### [YOUR OBJECTIVE]
Copy out each line containing "dividend" from the entries below.

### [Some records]
········

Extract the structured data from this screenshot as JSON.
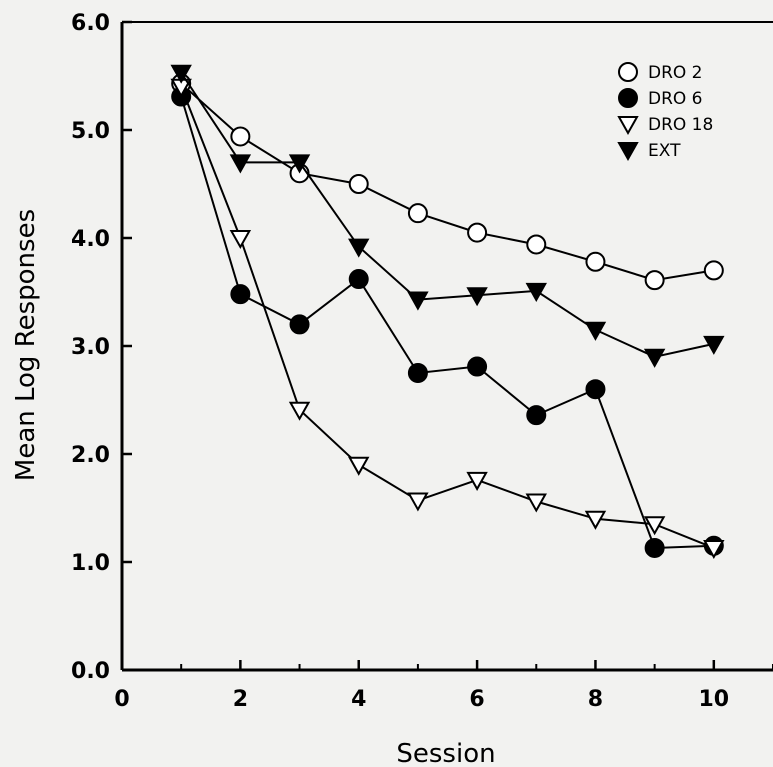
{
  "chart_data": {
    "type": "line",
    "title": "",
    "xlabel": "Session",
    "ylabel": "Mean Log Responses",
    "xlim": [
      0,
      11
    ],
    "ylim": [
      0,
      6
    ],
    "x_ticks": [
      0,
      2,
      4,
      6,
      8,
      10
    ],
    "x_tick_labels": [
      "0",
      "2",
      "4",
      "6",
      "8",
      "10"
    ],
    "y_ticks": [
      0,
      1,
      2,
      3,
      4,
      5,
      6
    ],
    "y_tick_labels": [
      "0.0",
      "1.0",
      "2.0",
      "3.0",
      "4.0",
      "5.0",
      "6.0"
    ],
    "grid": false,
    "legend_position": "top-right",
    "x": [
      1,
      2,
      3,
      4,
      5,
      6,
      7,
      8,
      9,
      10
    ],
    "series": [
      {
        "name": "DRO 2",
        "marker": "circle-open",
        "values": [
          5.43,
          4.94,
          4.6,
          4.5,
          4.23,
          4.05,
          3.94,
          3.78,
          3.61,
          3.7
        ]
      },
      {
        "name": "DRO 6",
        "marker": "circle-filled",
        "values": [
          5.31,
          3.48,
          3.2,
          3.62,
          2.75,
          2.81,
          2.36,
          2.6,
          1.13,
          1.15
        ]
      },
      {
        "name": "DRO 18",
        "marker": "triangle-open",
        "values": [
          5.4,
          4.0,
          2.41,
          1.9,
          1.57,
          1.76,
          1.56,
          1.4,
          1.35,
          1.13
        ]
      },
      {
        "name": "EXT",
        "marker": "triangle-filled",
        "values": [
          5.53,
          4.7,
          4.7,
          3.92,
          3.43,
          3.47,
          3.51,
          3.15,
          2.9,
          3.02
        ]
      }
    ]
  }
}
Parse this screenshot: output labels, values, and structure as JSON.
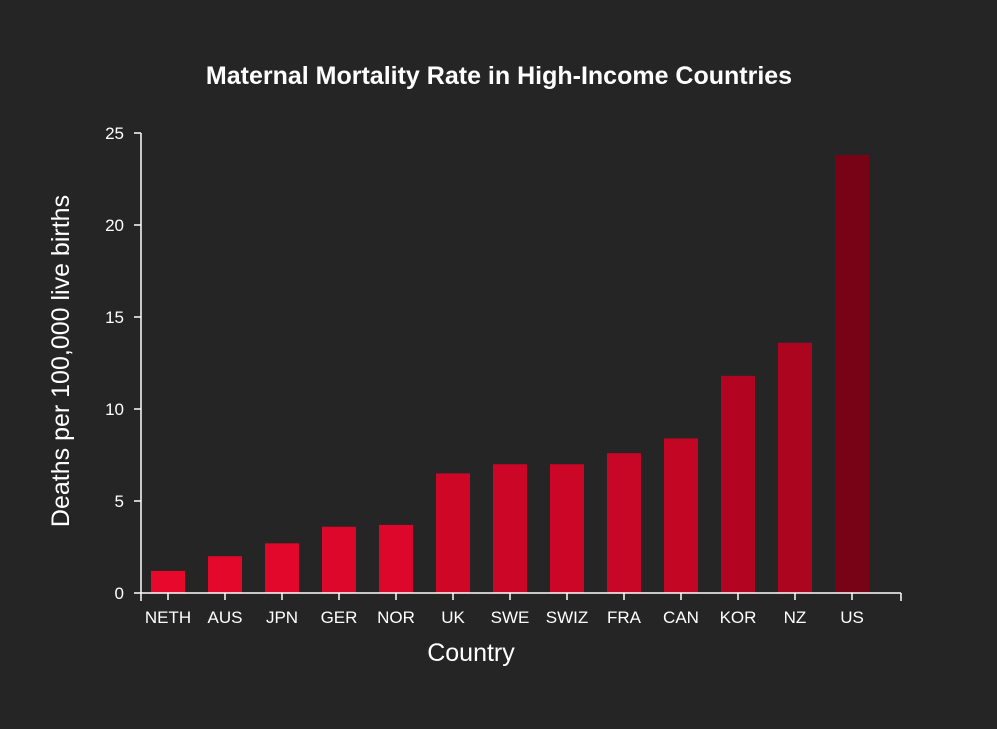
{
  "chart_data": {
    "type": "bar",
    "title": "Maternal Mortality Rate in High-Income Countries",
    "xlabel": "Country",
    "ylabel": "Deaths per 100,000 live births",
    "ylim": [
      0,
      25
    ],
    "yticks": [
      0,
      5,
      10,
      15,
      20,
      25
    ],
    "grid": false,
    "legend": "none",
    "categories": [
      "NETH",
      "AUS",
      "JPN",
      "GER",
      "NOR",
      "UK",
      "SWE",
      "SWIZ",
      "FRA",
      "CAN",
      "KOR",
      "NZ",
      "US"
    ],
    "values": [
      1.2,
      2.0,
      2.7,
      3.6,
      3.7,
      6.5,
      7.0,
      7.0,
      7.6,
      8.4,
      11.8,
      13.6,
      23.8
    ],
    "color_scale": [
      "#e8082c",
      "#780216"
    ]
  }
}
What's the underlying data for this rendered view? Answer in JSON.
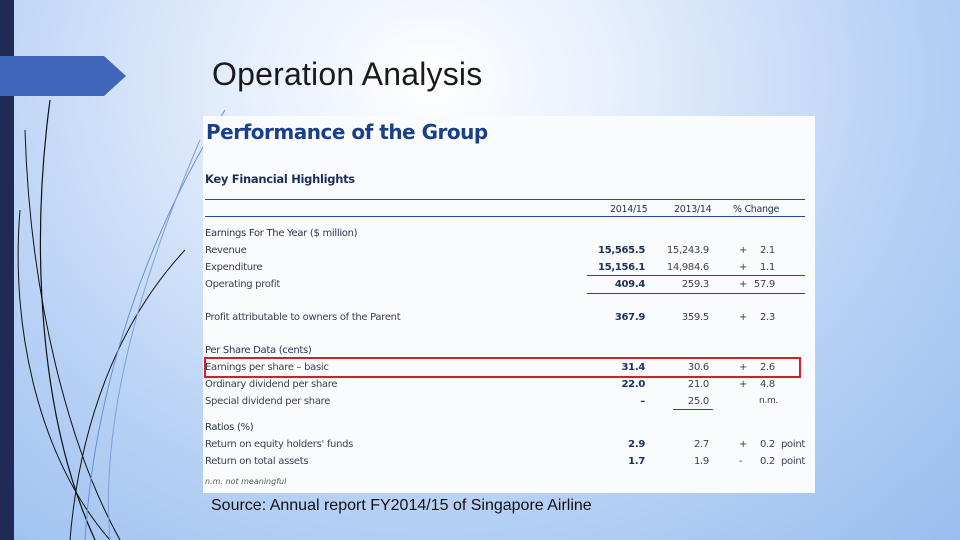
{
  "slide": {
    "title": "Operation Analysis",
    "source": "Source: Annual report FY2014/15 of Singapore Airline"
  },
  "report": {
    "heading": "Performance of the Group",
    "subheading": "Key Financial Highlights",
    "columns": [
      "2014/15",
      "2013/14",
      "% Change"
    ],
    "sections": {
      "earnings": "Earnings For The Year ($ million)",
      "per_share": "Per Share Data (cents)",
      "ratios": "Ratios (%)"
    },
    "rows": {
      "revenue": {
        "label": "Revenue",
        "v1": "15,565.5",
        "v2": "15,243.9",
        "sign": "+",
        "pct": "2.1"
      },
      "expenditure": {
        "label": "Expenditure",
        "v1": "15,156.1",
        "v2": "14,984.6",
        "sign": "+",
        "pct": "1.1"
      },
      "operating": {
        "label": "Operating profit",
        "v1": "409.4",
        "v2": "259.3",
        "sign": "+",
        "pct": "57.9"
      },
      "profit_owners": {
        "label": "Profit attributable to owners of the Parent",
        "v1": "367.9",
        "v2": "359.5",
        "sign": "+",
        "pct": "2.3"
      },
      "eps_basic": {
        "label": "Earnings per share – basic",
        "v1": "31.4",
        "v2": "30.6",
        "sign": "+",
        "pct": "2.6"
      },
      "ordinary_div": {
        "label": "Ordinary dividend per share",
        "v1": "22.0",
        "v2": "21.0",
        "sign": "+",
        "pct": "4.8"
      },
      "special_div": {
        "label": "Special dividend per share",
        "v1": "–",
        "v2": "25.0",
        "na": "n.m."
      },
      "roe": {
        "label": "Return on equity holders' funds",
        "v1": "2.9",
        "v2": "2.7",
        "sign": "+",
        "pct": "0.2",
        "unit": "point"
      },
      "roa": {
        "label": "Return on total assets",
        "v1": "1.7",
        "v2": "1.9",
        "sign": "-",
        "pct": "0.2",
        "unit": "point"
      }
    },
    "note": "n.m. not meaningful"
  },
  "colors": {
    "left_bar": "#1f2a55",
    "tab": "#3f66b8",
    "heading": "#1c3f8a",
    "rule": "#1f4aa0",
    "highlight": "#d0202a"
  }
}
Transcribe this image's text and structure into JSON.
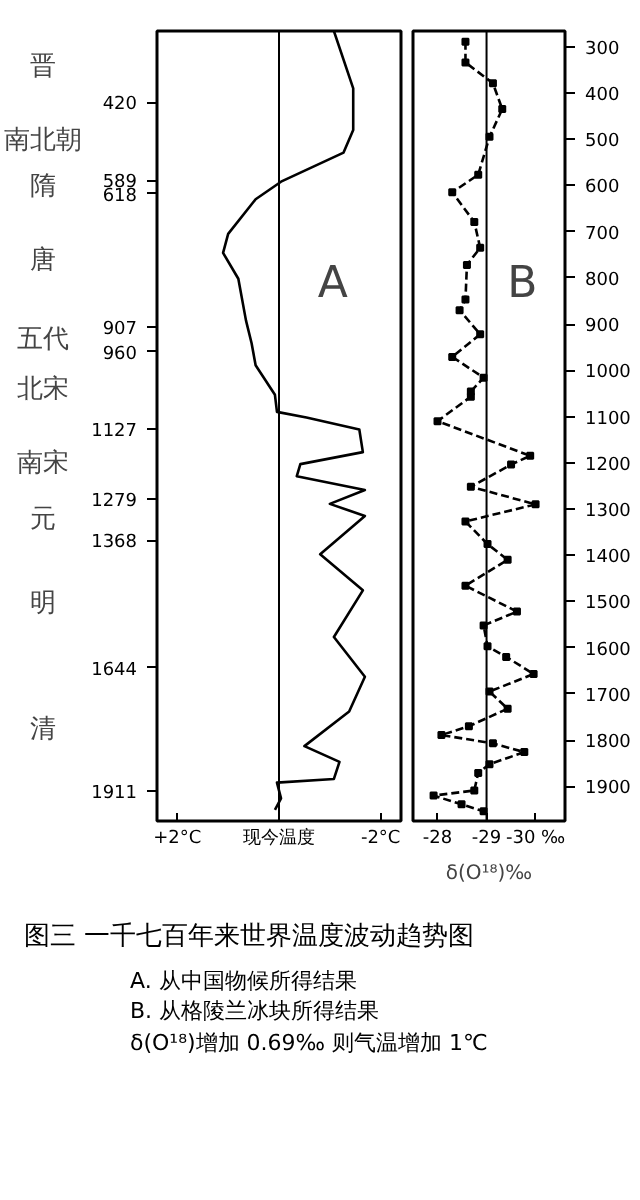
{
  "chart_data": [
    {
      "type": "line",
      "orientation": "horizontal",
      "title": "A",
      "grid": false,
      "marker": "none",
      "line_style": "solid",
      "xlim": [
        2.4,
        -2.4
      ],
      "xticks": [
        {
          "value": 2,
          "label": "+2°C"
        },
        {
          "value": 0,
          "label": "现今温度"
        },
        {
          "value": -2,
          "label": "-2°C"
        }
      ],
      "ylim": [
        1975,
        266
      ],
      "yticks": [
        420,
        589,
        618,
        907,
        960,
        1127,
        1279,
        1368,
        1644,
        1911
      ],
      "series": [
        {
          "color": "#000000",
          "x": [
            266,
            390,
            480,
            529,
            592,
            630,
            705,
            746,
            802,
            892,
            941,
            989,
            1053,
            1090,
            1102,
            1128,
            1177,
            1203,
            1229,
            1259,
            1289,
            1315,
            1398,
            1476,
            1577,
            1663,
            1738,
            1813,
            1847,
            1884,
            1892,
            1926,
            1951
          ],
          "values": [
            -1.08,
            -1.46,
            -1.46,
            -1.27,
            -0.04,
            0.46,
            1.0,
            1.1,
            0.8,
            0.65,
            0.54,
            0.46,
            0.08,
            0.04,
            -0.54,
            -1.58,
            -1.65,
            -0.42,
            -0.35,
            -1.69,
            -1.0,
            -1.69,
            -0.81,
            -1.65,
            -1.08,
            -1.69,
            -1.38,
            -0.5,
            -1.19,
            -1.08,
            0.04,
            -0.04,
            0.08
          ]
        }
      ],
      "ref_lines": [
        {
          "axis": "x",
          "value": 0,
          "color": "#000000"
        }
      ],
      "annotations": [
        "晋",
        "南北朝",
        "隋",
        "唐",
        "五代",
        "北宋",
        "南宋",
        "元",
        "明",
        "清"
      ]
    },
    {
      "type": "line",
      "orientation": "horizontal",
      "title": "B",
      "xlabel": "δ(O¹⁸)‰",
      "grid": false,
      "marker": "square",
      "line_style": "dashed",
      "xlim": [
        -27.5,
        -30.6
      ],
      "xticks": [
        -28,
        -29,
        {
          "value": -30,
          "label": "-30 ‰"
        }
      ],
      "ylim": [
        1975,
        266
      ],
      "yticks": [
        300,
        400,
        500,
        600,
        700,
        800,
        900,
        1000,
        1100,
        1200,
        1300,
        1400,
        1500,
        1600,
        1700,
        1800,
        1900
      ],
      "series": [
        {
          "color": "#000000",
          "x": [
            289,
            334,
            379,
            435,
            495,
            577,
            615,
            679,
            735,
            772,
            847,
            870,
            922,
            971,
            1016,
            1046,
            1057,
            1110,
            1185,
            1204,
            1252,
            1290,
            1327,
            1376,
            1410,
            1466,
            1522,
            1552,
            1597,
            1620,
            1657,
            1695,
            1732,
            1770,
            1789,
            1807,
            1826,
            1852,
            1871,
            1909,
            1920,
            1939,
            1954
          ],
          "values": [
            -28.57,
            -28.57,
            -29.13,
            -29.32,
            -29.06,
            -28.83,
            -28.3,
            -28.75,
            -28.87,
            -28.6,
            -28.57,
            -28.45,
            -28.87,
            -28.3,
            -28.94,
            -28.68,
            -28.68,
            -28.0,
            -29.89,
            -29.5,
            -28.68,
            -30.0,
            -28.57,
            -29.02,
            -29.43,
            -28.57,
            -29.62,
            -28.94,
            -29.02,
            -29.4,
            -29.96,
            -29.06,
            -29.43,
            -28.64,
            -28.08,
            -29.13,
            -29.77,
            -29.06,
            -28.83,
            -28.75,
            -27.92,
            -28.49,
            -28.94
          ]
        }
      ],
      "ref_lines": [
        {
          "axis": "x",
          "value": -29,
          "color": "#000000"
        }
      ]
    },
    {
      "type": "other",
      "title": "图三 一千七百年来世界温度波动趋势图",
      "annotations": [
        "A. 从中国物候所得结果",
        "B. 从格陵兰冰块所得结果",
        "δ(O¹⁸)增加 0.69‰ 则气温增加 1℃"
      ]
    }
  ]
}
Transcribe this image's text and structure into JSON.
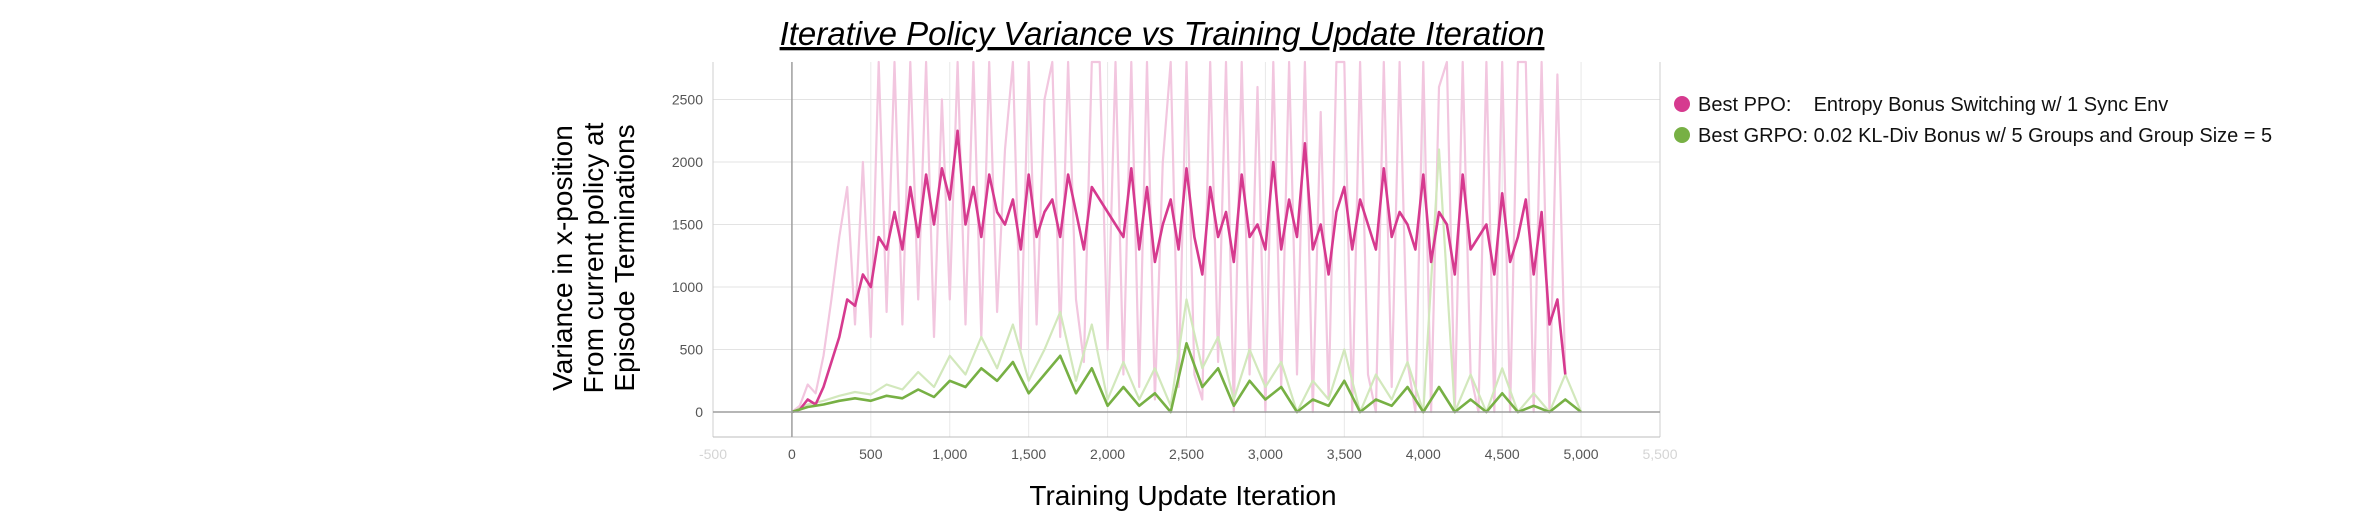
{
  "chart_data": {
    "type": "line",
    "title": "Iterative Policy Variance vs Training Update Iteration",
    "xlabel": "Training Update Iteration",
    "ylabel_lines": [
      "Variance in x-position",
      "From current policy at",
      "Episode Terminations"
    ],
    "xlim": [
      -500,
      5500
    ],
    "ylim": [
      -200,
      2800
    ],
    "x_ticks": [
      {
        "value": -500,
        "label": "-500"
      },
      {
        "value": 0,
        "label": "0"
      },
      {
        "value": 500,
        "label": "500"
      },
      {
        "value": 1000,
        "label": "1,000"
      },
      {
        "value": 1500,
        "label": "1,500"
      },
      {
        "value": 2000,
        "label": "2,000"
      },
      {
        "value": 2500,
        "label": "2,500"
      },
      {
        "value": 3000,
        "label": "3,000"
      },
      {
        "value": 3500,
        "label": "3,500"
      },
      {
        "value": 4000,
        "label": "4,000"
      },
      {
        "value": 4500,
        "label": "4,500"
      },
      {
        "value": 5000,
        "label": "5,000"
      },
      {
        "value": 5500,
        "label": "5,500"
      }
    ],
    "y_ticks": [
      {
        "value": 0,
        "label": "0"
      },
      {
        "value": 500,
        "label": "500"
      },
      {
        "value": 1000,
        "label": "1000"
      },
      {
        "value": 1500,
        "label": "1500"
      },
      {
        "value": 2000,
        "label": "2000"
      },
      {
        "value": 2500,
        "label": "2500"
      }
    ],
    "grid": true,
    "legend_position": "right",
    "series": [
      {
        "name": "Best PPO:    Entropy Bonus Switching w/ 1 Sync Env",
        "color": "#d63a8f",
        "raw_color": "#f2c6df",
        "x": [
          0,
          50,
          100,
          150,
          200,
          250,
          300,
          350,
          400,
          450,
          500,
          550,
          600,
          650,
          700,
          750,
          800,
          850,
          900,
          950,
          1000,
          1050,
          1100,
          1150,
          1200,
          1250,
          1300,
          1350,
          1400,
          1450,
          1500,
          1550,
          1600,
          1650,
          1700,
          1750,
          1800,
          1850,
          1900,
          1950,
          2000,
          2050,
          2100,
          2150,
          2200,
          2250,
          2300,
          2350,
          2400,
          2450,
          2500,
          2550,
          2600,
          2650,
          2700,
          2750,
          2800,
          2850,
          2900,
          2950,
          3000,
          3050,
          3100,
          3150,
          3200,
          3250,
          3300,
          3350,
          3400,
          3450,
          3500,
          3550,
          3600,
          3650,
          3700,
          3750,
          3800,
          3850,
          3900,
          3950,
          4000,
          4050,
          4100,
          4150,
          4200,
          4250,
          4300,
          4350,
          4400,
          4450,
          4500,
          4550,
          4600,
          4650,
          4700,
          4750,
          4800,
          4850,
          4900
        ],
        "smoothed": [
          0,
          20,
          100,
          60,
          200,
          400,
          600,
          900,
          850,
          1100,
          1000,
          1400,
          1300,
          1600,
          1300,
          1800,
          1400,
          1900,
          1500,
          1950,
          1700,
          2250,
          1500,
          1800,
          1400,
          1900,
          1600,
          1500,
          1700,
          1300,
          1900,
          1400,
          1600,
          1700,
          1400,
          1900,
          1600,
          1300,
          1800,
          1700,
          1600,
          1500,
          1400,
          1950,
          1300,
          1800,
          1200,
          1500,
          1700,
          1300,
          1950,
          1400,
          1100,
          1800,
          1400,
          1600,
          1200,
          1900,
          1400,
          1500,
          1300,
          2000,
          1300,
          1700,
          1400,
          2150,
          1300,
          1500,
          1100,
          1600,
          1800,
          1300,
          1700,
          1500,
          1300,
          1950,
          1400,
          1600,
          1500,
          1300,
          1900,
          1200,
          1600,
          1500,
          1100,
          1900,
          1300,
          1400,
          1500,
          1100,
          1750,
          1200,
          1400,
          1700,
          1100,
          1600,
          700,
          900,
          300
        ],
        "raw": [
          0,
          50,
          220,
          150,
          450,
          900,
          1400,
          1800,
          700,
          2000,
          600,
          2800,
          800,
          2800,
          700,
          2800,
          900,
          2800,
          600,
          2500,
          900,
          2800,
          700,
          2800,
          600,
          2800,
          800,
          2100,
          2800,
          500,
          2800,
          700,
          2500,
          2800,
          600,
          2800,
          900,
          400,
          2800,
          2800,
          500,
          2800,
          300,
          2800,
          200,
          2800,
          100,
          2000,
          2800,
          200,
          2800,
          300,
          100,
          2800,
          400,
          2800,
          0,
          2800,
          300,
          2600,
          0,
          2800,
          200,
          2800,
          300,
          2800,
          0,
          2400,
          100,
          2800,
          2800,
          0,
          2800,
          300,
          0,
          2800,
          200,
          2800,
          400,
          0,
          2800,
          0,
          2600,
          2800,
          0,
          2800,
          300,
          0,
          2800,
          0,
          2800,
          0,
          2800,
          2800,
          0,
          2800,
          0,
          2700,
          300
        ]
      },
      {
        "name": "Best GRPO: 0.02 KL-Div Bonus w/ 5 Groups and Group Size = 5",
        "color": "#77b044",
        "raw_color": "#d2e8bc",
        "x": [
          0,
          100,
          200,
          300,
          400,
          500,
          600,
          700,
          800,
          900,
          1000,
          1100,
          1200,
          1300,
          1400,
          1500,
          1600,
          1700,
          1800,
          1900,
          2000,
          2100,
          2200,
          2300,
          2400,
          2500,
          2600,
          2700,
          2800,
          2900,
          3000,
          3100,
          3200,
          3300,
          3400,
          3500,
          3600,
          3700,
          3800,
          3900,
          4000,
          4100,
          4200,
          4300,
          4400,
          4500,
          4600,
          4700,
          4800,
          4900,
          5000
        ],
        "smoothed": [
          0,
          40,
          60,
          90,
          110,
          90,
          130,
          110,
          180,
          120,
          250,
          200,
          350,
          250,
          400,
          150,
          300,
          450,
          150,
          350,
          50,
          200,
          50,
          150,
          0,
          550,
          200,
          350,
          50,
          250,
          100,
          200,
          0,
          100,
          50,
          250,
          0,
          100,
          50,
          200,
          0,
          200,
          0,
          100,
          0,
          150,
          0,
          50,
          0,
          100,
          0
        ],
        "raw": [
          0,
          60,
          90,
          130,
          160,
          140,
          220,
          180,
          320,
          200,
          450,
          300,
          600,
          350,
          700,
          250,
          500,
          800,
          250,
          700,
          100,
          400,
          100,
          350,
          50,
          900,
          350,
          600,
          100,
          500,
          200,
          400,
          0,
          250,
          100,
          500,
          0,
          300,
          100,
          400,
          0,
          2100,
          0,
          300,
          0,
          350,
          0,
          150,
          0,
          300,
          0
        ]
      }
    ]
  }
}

········

### [COMPLETE ANSWER]
        "label": "Ordinary dividend per share",
        "label": "Special dividend per share",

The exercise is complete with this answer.